What follows is a listing. Return every line of it exactly.

Items listed in a dataset
......
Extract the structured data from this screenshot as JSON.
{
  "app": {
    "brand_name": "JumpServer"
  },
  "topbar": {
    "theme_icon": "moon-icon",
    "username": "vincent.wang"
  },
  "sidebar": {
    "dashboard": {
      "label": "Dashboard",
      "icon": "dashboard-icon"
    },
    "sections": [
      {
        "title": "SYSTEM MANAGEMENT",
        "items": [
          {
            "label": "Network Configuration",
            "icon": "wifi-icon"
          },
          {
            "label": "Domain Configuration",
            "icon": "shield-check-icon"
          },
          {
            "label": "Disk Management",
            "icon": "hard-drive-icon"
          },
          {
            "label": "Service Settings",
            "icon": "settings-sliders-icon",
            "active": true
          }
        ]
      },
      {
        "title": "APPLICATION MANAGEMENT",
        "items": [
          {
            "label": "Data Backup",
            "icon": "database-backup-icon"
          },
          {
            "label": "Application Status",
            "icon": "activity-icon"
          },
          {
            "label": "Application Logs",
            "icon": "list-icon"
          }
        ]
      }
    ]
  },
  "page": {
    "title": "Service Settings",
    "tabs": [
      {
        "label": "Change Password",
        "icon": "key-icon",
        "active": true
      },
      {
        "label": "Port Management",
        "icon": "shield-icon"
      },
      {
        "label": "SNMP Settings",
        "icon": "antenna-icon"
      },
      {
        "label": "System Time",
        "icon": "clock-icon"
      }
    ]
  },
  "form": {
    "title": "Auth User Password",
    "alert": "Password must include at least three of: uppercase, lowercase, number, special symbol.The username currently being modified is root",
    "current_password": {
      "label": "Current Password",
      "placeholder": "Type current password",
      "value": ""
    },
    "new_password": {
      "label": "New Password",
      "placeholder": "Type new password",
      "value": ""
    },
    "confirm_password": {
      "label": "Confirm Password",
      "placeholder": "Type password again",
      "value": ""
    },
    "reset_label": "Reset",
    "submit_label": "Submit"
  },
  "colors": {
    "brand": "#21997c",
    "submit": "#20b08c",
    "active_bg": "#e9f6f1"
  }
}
......
**Answer in full:**
Extract the structured data from this screenshot as JSON.
{
  "app": {
    "brand_name": "JumpServer"
  },
  "topbar": {
    "theme_icon": "moon-icon",
    "username": "vincent.wang"
  },
  "sidebar": {
    "dashboard": {
      "label": "Dashboard",
      "icon": "dashboard-icon"
    },
    "sections": [
      {
        "title": "SYSTEM MANAGEMENT",
        "items": [
          {
            "label": "Network Configuration",
            "icon": "wifi-icon"
          },
          {
            "label": "Domain Configuration",
            "icon": "shield-check-icon"
          },
          {
            "label": "Disk Management",
            "icon": "hard-drive-icon"
          },
          {
            "label": "Service Settings",
            "icon": "settings-sliders-icon",
            "active": true
          }
        ]
      },
      {
        "title": "APPLICATION MANAGEMENT",
        "items": [
          {
            "label": "Data Backup",
            "icon": "database-backup-icon"
          },
          {
            "label": "Application Status",
            "icon": "activity-icon"
          },
          {
            "label": "Application Logs",
            "icon": "list-icon"
          }
        ]
      }
    ]
  },
  "page": {
    "title": "Service Settings",
    "tabs": [
      {
        "label": "Change Password",
        "icon": "key-icon",
        "active": true
      },
      {
        "label": "Port Management",
        "icon": "shield-icon"
      },
      {
        "label": "SNMP Settings",
        "icon": "antenna-icon"
      },
      {
        "label": "System Time",
        "icon": "clock-icon"
      }
    ]
  },
  "form": {
    "title": "Auth User Password",
    "alert": "Password must include at least three of: uppercase, lowercase, number, special symbol.The username currently being modified is root",
    "current_password": {
      "label": "Current Password",
      "placeholder": "Type current password",
      "value": ""
    },
    "new_password": {
      "label": "New Password",
      "placeholder": "Type new password",
      "value": ""
    },
    "confirm_password": {
      "label": "Confirm Password",
      "placeholder": "Type password again",
      "value": ""
    },
    "reset_label": "Reset",
    "submit_label": "Submit"
  },
  "colors": {
    "brand": "#21997c",
    "submit": "#20b08c",
    "active_bg": "#e9f6f1"
  }
}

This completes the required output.